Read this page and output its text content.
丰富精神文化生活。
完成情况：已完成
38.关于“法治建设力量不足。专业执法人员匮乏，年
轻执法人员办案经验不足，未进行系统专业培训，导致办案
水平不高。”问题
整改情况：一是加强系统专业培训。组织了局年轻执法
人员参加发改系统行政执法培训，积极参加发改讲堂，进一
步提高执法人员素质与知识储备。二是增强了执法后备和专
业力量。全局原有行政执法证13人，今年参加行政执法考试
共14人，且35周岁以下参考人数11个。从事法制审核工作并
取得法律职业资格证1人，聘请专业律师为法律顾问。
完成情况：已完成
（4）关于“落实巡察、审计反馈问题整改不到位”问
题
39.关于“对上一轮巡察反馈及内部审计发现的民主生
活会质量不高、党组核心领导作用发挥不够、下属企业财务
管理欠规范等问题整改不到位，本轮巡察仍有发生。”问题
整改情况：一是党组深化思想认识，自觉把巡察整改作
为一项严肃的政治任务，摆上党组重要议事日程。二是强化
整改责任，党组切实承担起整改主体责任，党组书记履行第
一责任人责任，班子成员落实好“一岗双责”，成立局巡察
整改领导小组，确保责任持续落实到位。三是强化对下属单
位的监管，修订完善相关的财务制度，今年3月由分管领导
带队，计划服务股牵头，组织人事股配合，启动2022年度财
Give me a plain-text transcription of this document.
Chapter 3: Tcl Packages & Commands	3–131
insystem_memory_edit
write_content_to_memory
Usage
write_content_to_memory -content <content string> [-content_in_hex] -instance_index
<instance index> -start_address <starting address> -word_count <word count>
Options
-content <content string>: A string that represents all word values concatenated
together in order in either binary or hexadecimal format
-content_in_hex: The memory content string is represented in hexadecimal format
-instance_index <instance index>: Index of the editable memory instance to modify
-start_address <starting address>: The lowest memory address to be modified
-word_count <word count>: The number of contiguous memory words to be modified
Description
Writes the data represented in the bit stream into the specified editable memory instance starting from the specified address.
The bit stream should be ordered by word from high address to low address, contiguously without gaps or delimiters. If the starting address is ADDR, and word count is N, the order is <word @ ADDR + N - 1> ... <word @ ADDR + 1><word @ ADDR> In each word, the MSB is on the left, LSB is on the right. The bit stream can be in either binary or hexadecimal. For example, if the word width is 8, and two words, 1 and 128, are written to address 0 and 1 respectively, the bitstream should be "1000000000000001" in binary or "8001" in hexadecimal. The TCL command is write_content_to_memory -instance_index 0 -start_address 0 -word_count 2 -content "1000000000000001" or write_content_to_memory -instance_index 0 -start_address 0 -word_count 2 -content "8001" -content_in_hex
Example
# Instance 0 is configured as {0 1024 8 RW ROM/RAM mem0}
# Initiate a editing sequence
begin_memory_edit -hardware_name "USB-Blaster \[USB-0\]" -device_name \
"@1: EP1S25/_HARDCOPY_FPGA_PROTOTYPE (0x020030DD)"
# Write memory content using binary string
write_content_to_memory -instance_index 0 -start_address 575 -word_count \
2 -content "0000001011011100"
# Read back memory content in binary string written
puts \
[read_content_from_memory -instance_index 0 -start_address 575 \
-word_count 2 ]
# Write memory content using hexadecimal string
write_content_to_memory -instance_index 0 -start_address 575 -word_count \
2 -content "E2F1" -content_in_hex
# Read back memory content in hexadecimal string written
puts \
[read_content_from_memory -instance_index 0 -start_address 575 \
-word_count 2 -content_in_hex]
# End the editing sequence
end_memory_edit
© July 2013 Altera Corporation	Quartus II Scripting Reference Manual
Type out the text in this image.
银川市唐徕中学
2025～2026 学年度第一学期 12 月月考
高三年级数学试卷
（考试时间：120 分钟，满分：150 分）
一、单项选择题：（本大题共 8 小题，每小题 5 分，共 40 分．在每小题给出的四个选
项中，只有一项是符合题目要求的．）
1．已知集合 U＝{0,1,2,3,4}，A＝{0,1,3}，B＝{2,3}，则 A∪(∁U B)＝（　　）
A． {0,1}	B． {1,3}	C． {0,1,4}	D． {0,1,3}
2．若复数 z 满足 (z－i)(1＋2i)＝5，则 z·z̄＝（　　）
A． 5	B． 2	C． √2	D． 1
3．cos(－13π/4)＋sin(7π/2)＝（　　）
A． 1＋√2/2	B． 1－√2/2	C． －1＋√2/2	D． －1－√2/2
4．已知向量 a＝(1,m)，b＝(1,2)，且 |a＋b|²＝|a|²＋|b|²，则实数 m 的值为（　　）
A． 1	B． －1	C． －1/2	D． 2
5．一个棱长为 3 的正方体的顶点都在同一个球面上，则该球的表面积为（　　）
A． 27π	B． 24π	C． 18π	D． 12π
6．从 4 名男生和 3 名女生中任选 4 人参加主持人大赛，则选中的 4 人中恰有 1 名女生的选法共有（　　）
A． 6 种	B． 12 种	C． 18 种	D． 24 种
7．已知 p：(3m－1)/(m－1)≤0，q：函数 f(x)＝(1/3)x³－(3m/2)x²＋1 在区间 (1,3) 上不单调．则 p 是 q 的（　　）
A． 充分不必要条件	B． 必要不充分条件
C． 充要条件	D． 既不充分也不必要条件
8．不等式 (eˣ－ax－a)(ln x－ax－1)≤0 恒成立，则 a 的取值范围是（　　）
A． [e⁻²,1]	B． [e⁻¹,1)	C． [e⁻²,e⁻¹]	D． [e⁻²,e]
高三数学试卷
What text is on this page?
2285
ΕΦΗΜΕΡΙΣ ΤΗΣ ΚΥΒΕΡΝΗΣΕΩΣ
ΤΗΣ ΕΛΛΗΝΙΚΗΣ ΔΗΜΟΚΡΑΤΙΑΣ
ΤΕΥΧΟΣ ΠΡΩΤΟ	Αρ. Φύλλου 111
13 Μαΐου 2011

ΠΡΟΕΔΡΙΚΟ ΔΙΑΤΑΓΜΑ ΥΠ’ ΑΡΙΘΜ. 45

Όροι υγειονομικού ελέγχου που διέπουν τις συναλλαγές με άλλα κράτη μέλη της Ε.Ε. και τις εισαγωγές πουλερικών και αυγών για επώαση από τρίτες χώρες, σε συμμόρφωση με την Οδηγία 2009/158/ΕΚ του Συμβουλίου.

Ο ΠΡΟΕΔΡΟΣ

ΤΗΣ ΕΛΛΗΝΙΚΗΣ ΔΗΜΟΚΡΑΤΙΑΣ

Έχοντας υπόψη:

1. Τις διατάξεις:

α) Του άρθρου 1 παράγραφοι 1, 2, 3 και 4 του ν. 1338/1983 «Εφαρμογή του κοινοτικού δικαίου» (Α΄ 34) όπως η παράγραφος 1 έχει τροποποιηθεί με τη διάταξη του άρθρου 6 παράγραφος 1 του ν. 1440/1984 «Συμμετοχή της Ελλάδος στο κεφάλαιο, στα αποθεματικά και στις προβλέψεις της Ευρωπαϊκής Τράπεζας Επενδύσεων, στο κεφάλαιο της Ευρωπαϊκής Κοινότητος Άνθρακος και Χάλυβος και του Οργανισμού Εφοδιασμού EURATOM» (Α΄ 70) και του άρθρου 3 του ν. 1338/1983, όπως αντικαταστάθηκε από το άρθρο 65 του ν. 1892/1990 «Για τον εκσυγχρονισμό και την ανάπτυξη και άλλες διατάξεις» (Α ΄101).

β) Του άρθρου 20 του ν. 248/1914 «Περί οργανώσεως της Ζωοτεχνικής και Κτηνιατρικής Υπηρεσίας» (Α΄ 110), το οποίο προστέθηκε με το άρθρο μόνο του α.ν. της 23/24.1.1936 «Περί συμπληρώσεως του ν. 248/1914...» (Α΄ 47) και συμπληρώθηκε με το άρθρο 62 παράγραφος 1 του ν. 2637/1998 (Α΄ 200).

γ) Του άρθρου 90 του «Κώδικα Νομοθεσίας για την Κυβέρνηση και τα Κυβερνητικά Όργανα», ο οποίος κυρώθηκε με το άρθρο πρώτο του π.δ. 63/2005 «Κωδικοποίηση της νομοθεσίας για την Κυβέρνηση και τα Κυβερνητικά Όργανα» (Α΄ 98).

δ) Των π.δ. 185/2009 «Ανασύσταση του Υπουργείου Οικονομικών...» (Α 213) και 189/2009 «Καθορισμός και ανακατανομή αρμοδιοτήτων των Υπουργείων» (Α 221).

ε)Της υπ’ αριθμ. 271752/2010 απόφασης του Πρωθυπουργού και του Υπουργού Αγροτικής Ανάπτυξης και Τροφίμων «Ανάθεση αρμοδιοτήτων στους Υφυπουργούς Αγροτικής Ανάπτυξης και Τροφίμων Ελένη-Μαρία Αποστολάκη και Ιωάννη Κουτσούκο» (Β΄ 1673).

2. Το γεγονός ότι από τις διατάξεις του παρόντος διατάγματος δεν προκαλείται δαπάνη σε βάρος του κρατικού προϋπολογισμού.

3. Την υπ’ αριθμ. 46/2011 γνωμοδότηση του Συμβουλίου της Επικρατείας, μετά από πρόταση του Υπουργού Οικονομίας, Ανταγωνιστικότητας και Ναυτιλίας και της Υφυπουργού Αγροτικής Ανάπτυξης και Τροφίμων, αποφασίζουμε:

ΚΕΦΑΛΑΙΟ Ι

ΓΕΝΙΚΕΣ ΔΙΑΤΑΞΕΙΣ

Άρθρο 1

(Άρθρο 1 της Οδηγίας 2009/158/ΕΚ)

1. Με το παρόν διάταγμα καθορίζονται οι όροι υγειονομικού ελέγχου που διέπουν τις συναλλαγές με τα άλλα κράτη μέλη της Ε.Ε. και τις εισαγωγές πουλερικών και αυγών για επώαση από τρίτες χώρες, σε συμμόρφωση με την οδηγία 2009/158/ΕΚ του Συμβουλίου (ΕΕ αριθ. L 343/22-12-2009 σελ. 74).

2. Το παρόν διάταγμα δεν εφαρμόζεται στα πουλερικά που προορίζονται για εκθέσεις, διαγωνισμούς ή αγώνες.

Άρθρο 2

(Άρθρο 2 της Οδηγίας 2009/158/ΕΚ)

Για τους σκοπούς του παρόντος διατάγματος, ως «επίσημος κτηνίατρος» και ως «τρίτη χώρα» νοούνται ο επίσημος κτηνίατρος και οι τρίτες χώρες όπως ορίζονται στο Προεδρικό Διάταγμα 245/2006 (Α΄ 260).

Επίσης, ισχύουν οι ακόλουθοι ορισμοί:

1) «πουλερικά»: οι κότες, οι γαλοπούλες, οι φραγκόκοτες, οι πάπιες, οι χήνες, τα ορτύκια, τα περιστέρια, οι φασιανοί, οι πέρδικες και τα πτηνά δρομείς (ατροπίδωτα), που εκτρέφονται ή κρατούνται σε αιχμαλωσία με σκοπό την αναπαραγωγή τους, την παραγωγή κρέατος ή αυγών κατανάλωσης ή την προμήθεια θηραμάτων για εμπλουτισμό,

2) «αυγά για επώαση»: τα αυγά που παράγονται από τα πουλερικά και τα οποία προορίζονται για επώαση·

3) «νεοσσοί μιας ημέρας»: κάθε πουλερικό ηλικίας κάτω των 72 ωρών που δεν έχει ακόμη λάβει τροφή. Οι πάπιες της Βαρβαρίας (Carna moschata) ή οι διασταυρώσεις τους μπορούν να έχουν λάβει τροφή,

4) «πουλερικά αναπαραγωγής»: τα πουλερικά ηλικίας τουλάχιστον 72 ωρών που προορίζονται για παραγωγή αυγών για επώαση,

→ **Exercise aim**
From the entries above, list each line with "page" in it.

→ **Response**
Read this page and output its text content.
What text is on this page?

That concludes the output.